Go through the entries one line at a time, and gather every line that has the word "source".

Figure collection entries:
※

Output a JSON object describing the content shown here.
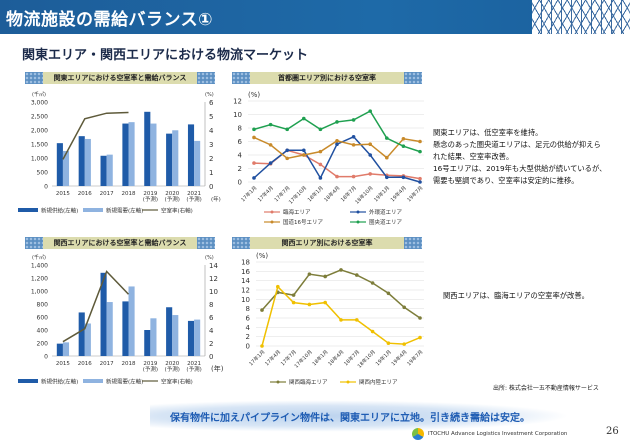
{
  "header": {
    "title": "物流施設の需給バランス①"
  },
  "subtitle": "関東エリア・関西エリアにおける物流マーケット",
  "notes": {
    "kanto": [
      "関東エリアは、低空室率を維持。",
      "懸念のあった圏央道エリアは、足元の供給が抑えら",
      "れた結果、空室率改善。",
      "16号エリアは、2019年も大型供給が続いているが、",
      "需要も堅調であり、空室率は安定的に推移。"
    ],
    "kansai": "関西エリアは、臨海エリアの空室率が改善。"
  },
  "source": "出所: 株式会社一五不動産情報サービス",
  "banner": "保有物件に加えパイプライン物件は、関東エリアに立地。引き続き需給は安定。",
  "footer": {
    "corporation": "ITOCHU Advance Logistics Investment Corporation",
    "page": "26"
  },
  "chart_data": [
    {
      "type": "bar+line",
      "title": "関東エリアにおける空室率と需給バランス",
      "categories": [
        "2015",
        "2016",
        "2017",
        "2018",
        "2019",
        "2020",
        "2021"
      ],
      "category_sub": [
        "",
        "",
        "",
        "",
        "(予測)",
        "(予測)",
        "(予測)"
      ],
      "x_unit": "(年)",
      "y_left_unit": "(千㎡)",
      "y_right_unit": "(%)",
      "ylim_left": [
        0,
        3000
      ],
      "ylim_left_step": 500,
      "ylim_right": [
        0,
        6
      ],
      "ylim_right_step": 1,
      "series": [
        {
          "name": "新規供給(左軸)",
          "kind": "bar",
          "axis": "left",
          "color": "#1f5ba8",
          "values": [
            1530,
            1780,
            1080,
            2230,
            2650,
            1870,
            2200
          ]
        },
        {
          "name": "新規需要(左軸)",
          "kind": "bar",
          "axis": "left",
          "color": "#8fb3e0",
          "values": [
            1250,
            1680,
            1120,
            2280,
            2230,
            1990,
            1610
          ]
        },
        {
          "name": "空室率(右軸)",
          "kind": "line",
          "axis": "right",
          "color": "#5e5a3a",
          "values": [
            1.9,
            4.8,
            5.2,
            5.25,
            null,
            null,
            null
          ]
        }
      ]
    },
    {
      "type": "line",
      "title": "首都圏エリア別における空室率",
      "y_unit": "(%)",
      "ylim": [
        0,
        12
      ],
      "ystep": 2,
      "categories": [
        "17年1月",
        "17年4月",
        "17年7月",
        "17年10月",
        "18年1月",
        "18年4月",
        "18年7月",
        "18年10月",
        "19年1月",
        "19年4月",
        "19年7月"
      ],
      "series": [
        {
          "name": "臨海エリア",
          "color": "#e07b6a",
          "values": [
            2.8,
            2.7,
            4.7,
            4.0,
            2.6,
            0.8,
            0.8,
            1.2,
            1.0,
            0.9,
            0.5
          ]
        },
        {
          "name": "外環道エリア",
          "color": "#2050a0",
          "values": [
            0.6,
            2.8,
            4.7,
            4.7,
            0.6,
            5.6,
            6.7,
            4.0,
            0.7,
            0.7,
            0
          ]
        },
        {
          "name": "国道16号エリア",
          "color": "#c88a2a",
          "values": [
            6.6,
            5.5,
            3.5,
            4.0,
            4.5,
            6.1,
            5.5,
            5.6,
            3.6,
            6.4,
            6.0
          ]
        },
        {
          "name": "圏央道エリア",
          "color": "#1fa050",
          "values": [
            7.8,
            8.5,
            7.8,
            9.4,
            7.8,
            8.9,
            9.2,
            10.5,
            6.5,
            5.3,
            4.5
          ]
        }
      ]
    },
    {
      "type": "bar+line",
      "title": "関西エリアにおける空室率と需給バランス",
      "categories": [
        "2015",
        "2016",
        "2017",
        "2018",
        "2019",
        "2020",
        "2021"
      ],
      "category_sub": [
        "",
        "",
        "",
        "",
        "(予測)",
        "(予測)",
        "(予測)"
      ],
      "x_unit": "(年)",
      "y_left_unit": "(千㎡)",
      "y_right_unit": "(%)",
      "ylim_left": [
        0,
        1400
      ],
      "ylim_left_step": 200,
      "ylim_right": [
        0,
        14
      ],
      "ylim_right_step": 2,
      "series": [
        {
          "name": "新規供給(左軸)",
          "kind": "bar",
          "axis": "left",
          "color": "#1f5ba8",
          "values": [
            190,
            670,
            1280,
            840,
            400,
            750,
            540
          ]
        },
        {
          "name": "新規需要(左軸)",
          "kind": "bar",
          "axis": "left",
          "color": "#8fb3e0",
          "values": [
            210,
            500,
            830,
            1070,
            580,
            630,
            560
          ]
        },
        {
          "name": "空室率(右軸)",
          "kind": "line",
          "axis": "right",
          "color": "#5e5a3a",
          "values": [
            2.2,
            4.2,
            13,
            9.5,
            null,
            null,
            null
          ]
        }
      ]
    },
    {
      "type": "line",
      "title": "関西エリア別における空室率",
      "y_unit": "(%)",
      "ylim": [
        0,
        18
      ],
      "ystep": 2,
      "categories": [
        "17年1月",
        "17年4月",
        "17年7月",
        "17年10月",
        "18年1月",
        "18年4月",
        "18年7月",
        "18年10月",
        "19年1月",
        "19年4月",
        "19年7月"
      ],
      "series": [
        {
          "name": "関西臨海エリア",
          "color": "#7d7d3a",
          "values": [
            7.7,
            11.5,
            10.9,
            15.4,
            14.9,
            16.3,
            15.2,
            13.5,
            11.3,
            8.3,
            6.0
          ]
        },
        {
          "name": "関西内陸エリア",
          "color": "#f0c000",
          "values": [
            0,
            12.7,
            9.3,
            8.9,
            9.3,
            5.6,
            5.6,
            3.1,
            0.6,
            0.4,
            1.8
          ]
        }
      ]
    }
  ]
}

※

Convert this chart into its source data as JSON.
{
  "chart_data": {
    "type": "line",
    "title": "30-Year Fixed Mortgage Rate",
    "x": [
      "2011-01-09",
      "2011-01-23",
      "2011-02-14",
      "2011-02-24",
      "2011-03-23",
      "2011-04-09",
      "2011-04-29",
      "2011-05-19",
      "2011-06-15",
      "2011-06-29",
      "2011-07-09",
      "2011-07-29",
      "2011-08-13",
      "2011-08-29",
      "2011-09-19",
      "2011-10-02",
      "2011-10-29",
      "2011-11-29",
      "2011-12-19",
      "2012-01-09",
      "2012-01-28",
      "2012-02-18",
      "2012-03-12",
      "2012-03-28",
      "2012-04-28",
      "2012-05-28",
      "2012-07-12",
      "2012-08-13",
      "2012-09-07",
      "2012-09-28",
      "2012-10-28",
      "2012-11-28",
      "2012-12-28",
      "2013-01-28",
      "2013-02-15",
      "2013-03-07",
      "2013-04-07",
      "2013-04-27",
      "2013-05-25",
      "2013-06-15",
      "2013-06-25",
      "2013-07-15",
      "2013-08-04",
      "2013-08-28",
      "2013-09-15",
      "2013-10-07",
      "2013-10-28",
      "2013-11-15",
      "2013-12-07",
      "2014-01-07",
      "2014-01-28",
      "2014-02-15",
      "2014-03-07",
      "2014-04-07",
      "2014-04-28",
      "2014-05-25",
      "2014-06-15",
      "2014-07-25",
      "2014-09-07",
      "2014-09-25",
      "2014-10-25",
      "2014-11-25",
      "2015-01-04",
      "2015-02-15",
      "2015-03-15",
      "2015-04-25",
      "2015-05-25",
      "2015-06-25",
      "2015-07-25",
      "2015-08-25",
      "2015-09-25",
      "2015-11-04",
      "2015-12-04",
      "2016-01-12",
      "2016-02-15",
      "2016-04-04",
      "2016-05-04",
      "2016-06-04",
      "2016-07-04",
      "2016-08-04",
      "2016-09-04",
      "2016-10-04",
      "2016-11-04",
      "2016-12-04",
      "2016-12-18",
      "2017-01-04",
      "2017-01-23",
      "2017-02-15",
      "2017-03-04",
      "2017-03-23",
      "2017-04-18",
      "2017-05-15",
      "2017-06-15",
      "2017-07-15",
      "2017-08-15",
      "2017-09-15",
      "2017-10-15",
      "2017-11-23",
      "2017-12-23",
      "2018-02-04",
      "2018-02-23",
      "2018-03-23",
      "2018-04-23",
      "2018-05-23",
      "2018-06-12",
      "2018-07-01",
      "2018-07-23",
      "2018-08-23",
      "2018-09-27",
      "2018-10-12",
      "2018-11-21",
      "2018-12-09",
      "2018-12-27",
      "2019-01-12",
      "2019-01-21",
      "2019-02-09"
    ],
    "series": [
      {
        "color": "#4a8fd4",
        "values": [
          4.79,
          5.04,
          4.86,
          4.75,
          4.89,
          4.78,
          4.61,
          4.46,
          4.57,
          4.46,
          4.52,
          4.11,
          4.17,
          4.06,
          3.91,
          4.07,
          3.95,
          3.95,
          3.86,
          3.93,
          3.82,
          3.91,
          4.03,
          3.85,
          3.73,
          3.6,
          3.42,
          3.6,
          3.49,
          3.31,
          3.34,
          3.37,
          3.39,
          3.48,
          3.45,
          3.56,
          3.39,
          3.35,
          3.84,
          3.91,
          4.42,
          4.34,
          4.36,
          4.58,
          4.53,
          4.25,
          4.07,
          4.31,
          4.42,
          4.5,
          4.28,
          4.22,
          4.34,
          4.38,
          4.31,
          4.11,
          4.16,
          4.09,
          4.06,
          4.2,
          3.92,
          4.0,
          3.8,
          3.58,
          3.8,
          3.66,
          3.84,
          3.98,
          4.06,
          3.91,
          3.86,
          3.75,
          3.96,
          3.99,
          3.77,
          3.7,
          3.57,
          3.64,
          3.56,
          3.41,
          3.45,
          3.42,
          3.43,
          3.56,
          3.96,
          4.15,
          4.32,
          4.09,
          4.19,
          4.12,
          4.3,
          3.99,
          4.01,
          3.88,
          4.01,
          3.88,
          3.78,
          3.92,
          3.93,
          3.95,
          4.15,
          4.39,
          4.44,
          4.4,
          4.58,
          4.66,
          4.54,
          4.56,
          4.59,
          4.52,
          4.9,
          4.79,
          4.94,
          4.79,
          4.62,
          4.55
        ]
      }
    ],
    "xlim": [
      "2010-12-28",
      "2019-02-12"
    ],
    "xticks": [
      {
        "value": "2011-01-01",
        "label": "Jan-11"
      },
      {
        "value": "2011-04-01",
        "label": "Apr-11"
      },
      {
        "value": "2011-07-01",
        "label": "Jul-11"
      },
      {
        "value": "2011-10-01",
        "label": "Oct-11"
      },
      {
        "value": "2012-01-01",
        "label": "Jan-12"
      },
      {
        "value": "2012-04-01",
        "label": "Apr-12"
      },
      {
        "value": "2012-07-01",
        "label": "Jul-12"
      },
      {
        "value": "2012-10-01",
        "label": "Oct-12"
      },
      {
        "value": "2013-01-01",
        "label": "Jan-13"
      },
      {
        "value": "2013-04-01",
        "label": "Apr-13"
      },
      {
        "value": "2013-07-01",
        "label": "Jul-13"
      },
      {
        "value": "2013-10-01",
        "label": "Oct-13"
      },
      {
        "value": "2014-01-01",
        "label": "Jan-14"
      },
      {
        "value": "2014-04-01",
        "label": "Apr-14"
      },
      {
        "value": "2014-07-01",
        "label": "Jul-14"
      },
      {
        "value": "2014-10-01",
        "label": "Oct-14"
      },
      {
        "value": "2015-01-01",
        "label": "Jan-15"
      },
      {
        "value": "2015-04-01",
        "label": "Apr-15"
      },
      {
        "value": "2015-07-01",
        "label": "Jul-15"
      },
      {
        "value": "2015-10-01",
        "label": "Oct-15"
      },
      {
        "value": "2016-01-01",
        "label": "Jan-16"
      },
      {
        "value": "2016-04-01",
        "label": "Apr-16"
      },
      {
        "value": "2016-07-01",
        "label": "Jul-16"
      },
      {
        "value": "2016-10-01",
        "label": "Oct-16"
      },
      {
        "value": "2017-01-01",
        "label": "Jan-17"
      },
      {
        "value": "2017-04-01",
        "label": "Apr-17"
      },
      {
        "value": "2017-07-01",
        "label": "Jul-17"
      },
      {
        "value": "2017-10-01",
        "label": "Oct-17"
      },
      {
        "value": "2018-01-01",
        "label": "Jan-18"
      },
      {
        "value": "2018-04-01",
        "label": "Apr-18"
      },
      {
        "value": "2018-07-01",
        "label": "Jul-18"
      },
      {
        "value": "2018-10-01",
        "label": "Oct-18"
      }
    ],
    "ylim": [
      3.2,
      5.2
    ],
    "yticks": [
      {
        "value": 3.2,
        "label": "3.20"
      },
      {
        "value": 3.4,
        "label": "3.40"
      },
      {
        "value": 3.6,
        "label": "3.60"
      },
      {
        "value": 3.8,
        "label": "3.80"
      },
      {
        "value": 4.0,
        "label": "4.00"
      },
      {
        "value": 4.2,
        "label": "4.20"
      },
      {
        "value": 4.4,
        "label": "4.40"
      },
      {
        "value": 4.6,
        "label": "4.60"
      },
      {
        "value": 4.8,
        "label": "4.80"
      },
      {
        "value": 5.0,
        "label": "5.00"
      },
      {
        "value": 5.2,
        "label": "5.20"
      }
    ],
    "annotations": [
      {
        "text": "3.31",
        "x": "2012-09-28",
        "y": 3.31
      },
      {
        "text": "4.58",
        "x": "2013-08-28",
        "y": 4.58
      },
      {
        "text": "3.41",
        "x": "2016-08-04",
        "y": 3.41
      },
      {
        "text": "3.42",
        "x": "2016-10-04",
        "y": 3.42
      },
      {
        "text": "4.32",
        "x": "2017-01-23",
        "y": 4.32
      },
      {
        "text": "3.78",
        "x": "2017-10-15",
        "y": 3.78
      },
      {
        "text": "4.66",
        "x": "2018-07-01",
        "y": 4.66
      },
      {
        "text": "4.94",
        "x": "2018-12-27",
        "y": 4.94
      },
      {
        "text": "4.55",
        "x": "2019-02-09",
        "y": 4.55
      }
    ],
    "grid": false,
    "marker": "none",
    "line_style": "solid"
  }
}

※

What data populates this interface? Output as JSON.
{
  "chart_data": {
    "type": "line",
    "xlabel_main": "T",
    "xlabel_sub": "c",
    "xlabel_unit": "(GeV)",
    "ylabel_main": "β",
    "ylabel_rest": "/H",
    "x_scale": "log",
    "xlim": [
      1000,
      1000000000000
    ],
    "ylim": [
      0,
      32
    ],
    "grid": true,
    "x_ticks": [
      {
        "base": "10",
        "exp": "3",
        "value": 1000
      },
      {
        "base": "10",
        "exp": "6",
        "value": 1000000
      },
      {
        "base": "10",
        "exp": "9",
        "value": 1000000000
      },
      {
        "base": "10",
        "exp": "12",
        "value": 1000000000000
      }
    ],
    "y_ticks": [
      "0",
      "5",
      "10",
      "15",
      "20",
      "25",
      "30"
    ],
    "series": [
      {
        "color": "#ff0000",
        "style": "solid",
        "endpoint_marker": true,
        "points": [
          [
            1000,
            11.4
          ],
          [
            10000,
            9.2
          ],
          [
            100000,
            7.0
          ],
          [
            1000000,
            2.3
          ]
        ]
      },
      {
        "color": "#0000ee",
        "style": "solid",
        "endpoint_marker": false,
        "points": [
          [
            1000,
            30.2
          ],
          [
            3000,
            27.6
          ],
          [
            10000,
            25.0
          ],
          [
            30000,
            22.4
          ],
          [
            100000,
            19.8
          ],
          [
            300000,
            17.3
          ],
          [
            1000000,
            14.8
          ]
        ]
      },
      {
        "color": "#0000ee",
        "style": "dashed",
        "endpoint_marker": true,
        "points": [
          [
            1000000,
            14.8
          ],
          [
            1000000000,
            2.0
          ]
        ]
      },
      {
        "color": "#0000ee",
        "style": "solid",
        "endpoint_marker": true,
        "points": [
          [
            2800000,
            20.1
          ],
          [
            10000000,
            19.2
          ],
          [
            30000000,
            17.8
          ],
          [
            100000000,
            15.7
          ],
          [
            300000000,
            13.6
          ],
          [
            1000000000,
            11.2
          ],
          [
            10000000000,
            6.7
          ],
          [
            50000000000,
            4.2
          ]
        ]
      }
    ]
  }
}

※

Full solution:
  "source": "出所: 株式会社一五不動産情報サービス",
Convert this chart into its source data as JSON.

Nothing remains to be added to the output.